→ **OBJECTIVE**: Find every line in the records below that contains the word "tests", and copy each such line.

→ **DATA EXCERPTS**:

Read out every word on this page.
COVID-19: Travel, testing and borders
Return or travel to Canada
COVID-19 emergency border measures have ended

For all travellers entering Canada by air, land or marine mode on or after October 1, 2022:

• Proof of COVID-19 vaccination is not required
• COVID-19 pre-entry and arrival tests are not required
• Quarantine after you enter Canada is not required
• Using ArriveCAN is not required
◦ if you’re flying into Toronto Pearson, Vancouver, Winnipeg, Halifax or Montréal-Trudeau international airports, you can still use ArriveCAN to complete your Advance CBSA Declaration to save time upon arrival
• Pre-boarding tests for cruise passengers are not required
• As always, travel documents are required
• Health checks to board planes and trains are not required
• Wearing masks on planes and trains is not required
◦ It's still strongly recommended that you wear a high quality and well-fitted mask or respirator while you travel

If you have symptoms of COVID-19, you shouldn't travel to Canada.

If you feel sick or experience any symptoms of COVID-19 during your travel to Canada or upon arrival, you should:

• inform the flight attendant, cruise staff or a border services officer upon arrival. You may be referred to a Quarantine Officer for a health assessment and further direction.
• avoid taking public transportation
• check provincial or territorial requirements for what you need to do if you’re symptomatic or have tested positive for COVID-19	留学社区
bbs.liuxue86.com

→ **RESULT OF THE TASK**:
• COVID-19 pre-entry and arrival tests are not required
• Pre-boarding tests for cruise passengers are not required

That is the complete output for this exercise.